> [FRAGMENT TEKSTU]:
Niech będzie pochwalony Jezus Chrystus!

Szanowny Panie Prezesie! Serdecznie dziękuję za dotychczasową korespondencję, która służy Czytelnikom w dziele popularyzacji Orędzia naszej Fatimskiej Pani, rozpala ogień patriotycznej miłości do naszej ukochanej Ojczyzny i podejmuje jakże niezbędną dla nas troskę o rozwój cywilizacji łacińskiej, a przede wszystkim jej trwanie w Europie i na świecie. Jestem Panu i Stowarzyszeniu, któremu Pan przewodzi, szczerze i serdecznie wdzięczny i mniemam, że tak czyni wielu Księży i Rodaków w Polsce i na emigracji. Niech te Wasze starania i trud wokół tej sprawy oraz tych tematów wynagrodzi Boża Opatrzność. Za przesłane egzemplarze „Przymierza z Maryją” serdecznie dziękuję. Staram się rozprowadzić je wśród moich najlepszych znajomych i przyjaciół.

Ks. Kazimierz

 

Szczęść Boże!

Dziękuję bardzo za piękny kalendarz „366 dni z Maryją” na 2024 rok, który poświęcony jest szkaplerzowi świętemu. Kalendarz jest bardzo ciekawy i pięknie wydany. Nie o wszystkich przedstawionych szkaplerzach wiedziałam, ale też nie wszystkie można przedstawić w kalendarzu ze względu na objętość. Tak samo jak Pana pragnieniem, tak również i moim jest, aby ten kalendarz trafił do jak największej liczby osób. Pozdrawiam serdecznie.

Lucyna z Bydgoszczy

 

Niech będzie pochwalony Jezus Chrystus!

> [ZADANIA DO WYKONANIA]:
[1] Komu lub czemu poświęcony jest kalendarz „366 dni z Maryją” na 2024 rok, o którym mowa w listach czytelników?
[2] Podejmij listy czytelników od miejsca, w którym się urywają, i napisz ich dalszy ciąg.
Wiersze zamieszczone dalej nie mają żadnego związku z listami czytelników.

> [ZEBRANY MATERIAŁ]:

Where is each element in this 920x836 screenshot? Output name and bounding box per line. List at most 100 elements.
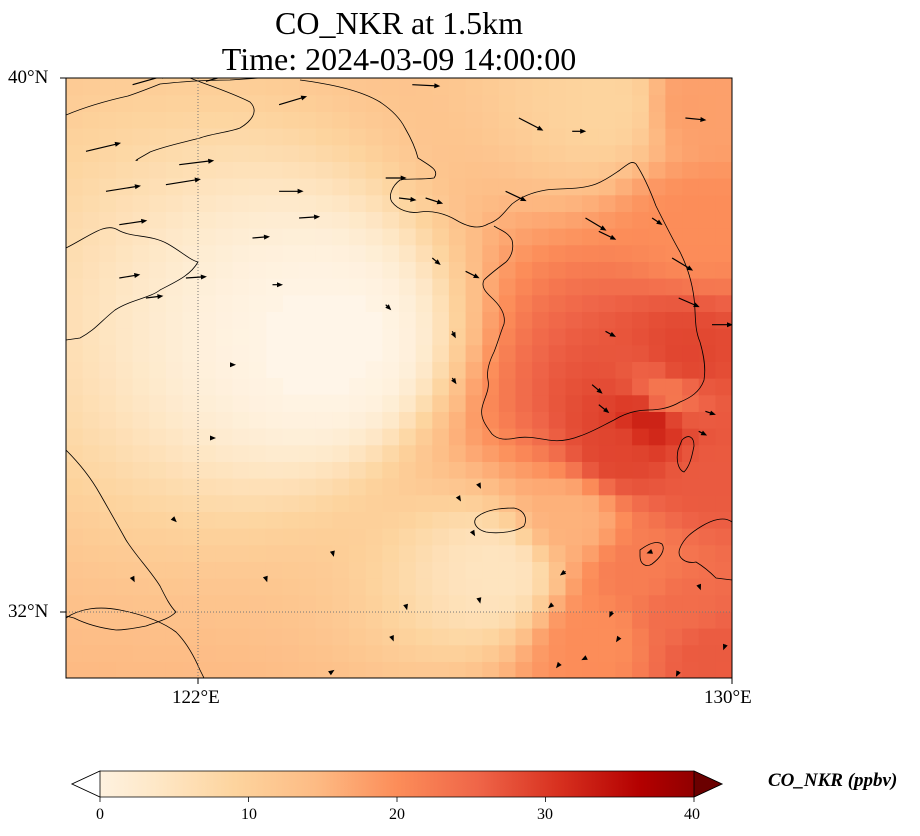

> [WYNIKI]:
[1] Szkaplerzowi świętemu.

[2]
Na początku dziękuję serdecznie za przesłany kalendarz „366 dni z Maryją” na rok 2024. Dziękuję też za grudniowe „Przymierze z Maryją”. Dostałam również 4. numer „Apostoła Fatimy”. Przeczytałam list od Pana Prezesa i świadectwa ludzi, którzy są Apostołami Fatimy. Proponuje Pan, abym opowiedziała swoją historię. Moja historia nie jest niestety chwalebna. Żyłam bardzo daleko od Boga i Kościoła świętego. W zasadzie to nie było życie. Moja mama, bardzo pobożna niewiasta, modliła się za mnie, również kapłani modlili się za mnie. Kiedyś, gdy leżałam i czułam od nóg drętwienie, poczułam trzy pocałunki tak gorące i pełne miłości, że zapragnęłam żyć. Mama była przy mnie, wyciągnęłam ręce do niej i pomogła mi wstać. Teraz sama jestem mamą i wiem, co czuła moja, kiedy żyłam daleko od Boga…

Anna


Szczęść Boże!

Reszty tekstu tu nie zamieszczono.